◆ **Exercise goal**
Write out all the entries word for word, but skip any images.
### Input ###
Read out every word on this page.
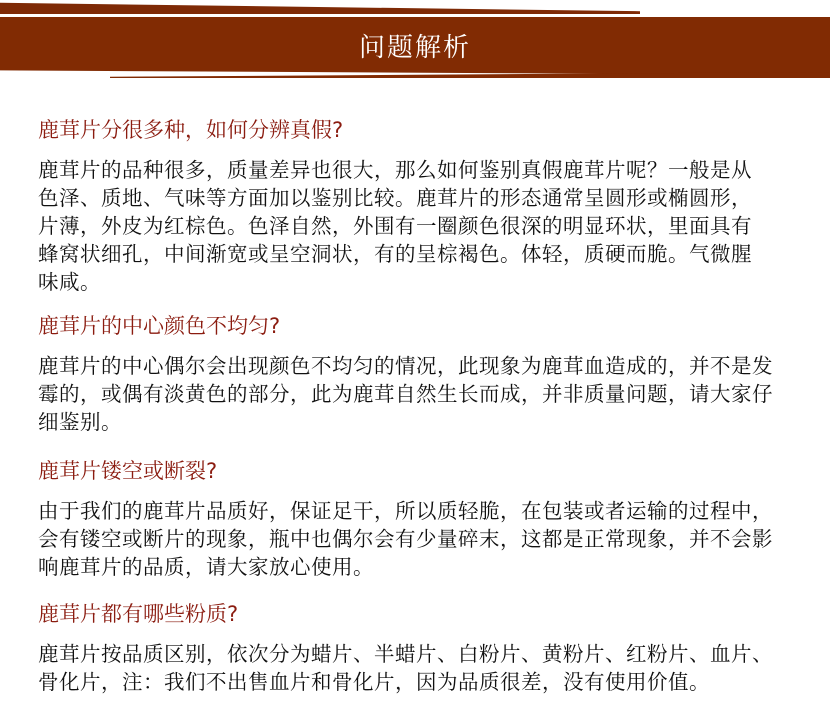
问题解析
鹿茸片分很多种，如何分辨真假?
鹿茸片的品种很多，质量差异也很大，那么如何鉴别真假鹿茸片呢？一般是从
色泽、质地、气味等方面加以鉴别比较。鹿茸片的形态通常呈圆形或椭圆形，
片薄，外皮为红棕色。色泽自然，外围有一圈颜色很深的明显环状，里面具有
蜂窝状细孔，中间渐宽或呈空洞状，有的呈棕褐色。体轻，质硬而脆。气微腥
味咸。
鹿茸片的中心颜色不均匀?
鹿茸片的中心偶尔会出现颜色不均匀的情况，此现象为鹿茸血造成的，并不是发
霉的，或偶有淡黄色的部分，此为鹿茸自然生长而成，并非质量问题，请大家仔
细鉴别。
鹿茸片镂空或断裂?
由于我们的鹿茸片品质好，保证足干，所以质轻脆，在包装或者运输的过程中，
会有镂空或断片的现象，瓶中也偶尔会有少量碎末，这都是正常现象，并不会影
响鹿茸片的品质，请大家放心使用。
鹿茸片都有哪些粉质?
鹿茸片按品质区别，依次分为蜡片、半蜡片、白粉片、黄粉片、红粉片、血片、
骨化片，注：我们不出售血片和骨化片，因为品质很差，没有使用价值。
###
◆ **Result of the exercise**
Read out every word on this page.
问题解析
鹿茸片分很多种，如何分辨真假?
鹿茸片的品种很多，质量差异也很大，那么如何鉴别真假鹿茸片呢？一般是从
色泽、质地、气味等方面加以鉴别比较。鹿茸片的形态通常呈圆形或椭圆形，
片薄，外皮为红棕色。色泽自然，外围有一圈颜色很深的明显环状，里面具有
蜂窝状细孔，中间渐宽或呈空洞状，有的呈棕褐色。体轻，质硬而脆。气微腥
味咸。
鹿茸片的中心颜色不均匀?
鹿茸片的中心偶尔会出现颜色不均匀的情况，此现象为鹿茸血造成的，并不是发
霉的，或偶有淡黄色的部分，此为鹿茸自然生长而成，并非质量问题，请大家仔
细鉴别。
鹿茸片镂空或断裂?
由于我们的鹿茸片品质好，保证足干，所以质轻脆，在包装或者运输的过程中，
会有镂空或断片的现象，瓶中也偶尔会有少量碎末，这都是正常现象，并不会影
响鹿茸片的品质，请大家放心使用。
鹿茸片都有哪些粉质?
鹿茸片按品质区别，依次分为蜡片、半蜡片、白粉片、黄粉片、红粉片、血片、
骨化片，注：我们不出售血片和骨化片，因为品质很差，没有使用价值。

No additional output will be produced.